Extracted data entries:
____
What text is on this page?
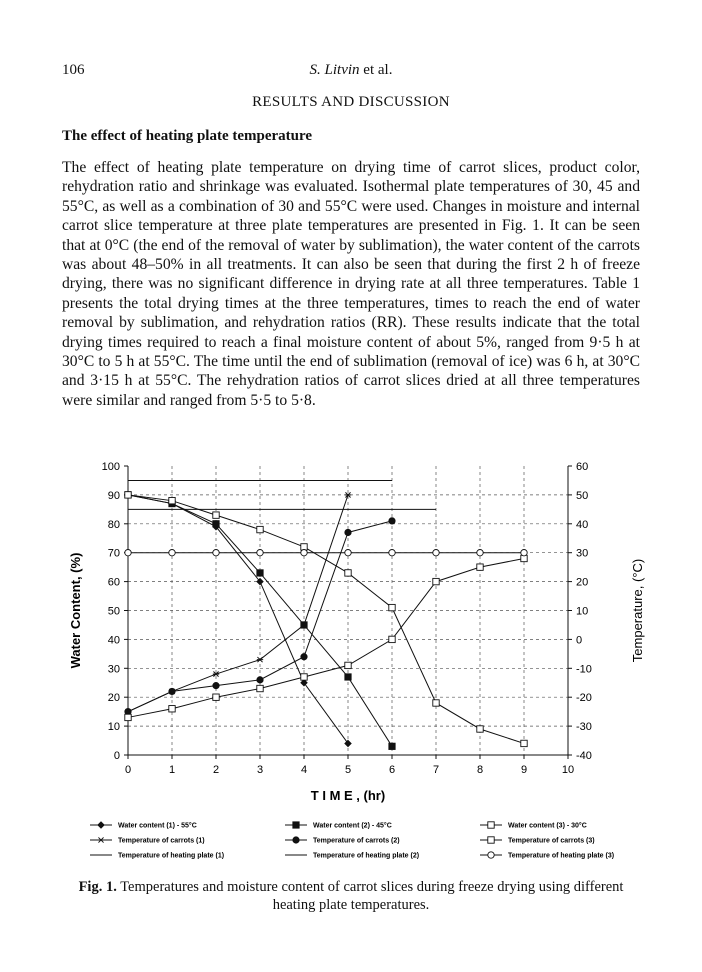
106	S. Litvin et al.
RESULTS AND DISCUSSION
The effect of heating plate temperature
The effect of heating plate temperature on drying time of carrot slices, product color, rehydration ratio and shrinkage was evaluated. Isothermal plate temperatures of 30, 45 and 55°C, as well as a combination of 30 and 55°C were used. Changes in moisture and internal carrot slice temperature at three plate temperatures are presented in Fig. 1. It can be seen that at 0°C (the end of the removal of water by sublimation), the water content of the carrots was about 48–50% in all treatments. It can also be seen that during the first 2 h of freeze drying, there was no significant difference in drying rate at all three temperatures. Table 1 presents the total drying times at the three temperatures, times to reach the end of water removal by sublimation, and rehydration ratios (RR). These results indicate that the total drying times required to reach a final moisture content of about 5%, ranged from 9·5 h at 30°C to 5 h at 55°C. The time until the end of sublimation (removal of ice) was 6 h, at 30°C and 3·15 h at 55°C. The rehydration ratios of carrot slices dried at all three temperatures were similar and ranged from 5·5 to 5·8.
0
10
20
30
40
50
60
70
80
90
100
-40
-30
-20
-10
0
10
20
30
40
50
60
0	1	2	3	4	5	6	7	8	9	10
T I M E , (hr)
Water Content, (%)	Temperature, (°C)
Water content (1) - 55°C
Temperature of carrots (1)
Temperature of heating plate (1)
Water content (2) - 45°C
Temperature of carrots (2)
Temperature of heating plate (2)
Water content (3) - 30°C
Temperature of carrots (3)
Temperature of heating plate (3)
Fig. 1. Temperatures and moisture content of carrot slices during freeze drying using different heating plate temperatures.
____
TASK TO COMPLETE: For the entries above, state how many lines contain the word "drying". Provide the number by itself.

CORRECT ANSWER: 2